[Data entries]
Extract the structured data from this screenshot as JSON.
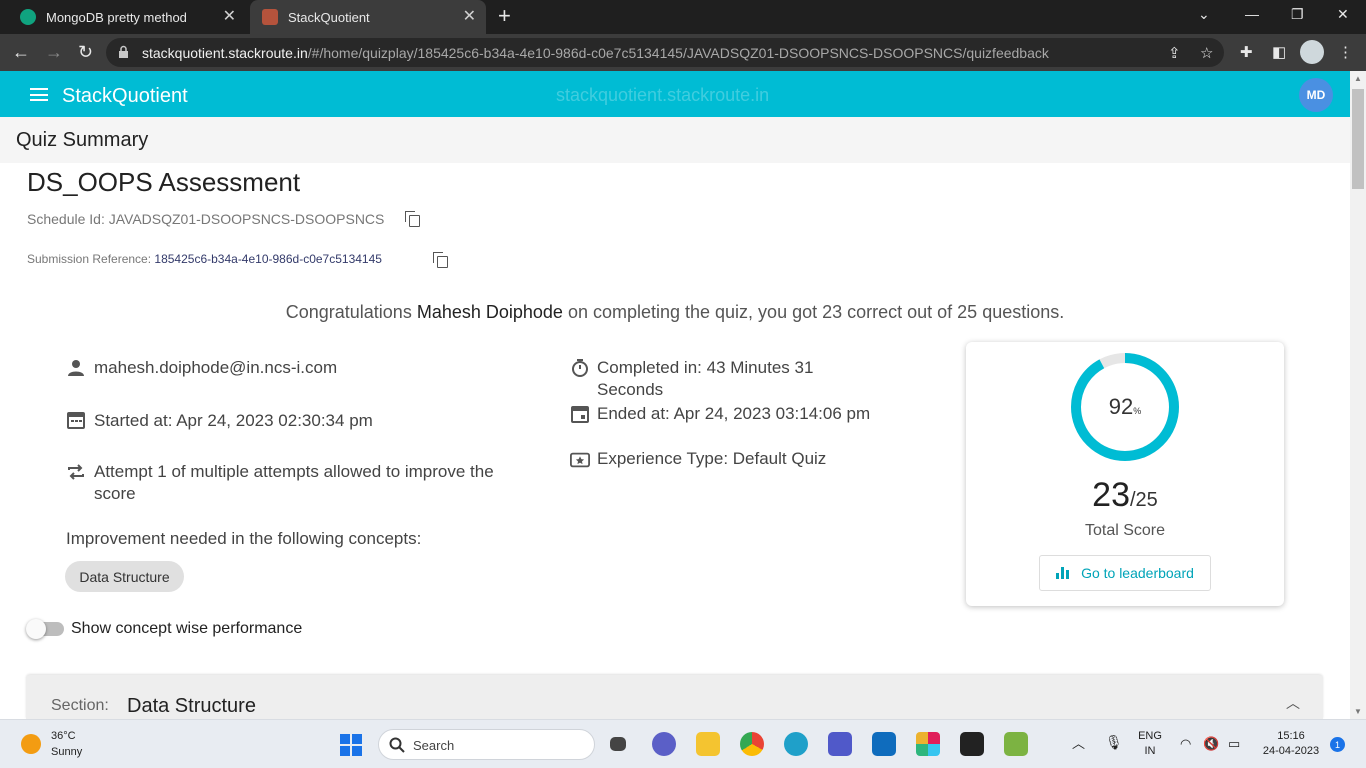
{
  "browser": {
    "tabs": [
      {
        "title": "MongoDB pretty method",
        "favicon": "openai-icon"
      },
      {
        "title": "StackQuotient",
        "favicon": "stackquotient-icon"
      }
    ],
    "url_host": "stackquotient.stackroute.in",
    "url_path": "/#/home/quizplay/185425c6-b34a-4e10-986d-c0e7c5134145/JAVADSQZ01-DSOOPSNCS-DSOOPSNCS/quizfeedback"
  },
  "app": {
    "title": "StackQuotient",
    "watermark": "stackquotient.stackroute.in",
    "avatar_initials": "MD",
    "accent_color": "#00bcd4"
  },
  "page": {
    "subheader": "Quiz Summary",
    "title": "DS_OOPS Assessment",
    "schedule_label": "Schedule Id: ",
    "schedule_value": "JAVADSQZ01-DSOOPSNCS-DSOOPSNCS",
    "submission_label": "Submission Reference: ",
    "submission_value": "185425c6-b34a-4e10-986d-c0e7c5134145"
  },
  "congrats": {
    "prefix": "Congratulations ",
    "name": "Mahesh Doiphode",
    "suffix": " on completing the quiz, you got 23 correct out of 25 questions."
  },
  "details": {
    "email": "mahesh.doiphode@in.ncs-i.com",
    "started": "Started at: Apr 24, 2023 02:30:34 pm",
    "attempt": "Attempt 1 of multiple attempts allowed to improve the score",
    "completed": "Completed in: 43 Minutes 31 Seconds",
    "ended": "Ended at: Apr 24, 2023 03:14:06 pm",
    "experience": "Experience Type: Default Quiz"
  },
  "improvement": {
    "label": "Improvement needed in the following concepts:",
    "concepts": [
      "Data Structure"
    ]
  },
  "toggle": {
    "label": "Show concept wise performance",
    "on": false
  },
  "score": {
    "percent": 92,
    "percent_text": "92",
    "percent_unit": "%",
    "correct": "23",
    "total": "/25",
    "label": "Total Score",
    "leaderboard_button": "Go to leaderboard"
  },
  "section": {
    "label": "Section:",
    "name": "Data Structure"
  },
  "taskbar": {
    "temperature": "36°C",
    "weather": "Sunny",
    "search_placeholder": "Search",
    "lang_line1": "ENG",
    "lang_line2": "IN",
    "time": "15:16",
    "date": "24-04-2023",
    "notification_count": "1"
  }
}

* _Short exercise_:
Return the records exactly. Don't carry the pictures over.

* _Answer for this exercise_:
Extract the structured data from this screenshot as JSON.
{
  "browser": {
    "tabs": [
      {
        "title": "MongoDB pretty method",
        "favicon": "openai-icon"
      },
      {
        "title": "StackQuotient",
        "favicon": "stackquotient-icon"
      }
    ],
    "url_host": "stackquotient.stackroute.in",
    "url_path": "/#/home/quizplay/185425c6-b34a-4e10-986d-c0e7c5134145/JAVADSQZ01-DSOOPSNCS-DSOOPSNCS/quizfeedback"
  },
  "app": {
    "title": "StackQuotient",
    "watermark": "stackquotient.stackroute.in",
    "avatar_initials": "MD",
    "accent_color": "#00bcd4"
  },
  "page": {
    "subheader": "Quiz Summary",
    "title": "DS_OOPS Assessment",
    "schedule_label": "Schedule Id: ",
    "schedule_value": "JAVADSQZ01-DSOOPSNCS-DSOOPSNCS",
    "submission_label": "Submission Reference: ",
    "submission_value": "185425c6-b34a-4e10-986d-c0e7c5134145"
  },
  "congrats": {
    "prefix": "Congratulations ",
    "name": "Mahesh Doiphode",
    "suffix": " on completing the quiz, you got 23 correct out of 25 questions."
  },
  "details": {
    "email": "mahesh.doiphode@in.ncs-i.com",
    "started": "Started at: Apr 24, 2023 02:30:34 pm",
    "attempt": "Attempt 1 of multiple attempts allowed to improve the score",
    "completed": "Completed in: 43 Minutes 31 Seconds",
    "ended": "Ended at: Apr 24, 2023 03:14:06 pm",
    "experience": "Experience Type: Default Quiz"
  },
  "improvement": {
    "label": "Improvement needed in the following concepts:",
    "concepts": [
      "Data Structure"
    ]
  },
  "toggle": {
    "label": "Show concept wise performance",
    "on": false
  },
  "score": {
    "percent": 92,
    "percent_text": "92",
    "percent_unit": "%",
    "correct": "23",
    "total": "/25",
    "label": "Total Score",
    "leaderboard_button": "Go to leaderboard"
  },
  "section": {
    "label": "Section:",
    "name": "Data Structure"
  },
  "taskbar": {
    "temperature": "36°C",
    "weather": "Sunny",
    "search_placeholder": "Search",
    "lang_line1": "ENG",
    "lang_line2": "IN",
    "time": "15:16",
    "date": "24-04-2023",
    "notification_count": "1"
  }
}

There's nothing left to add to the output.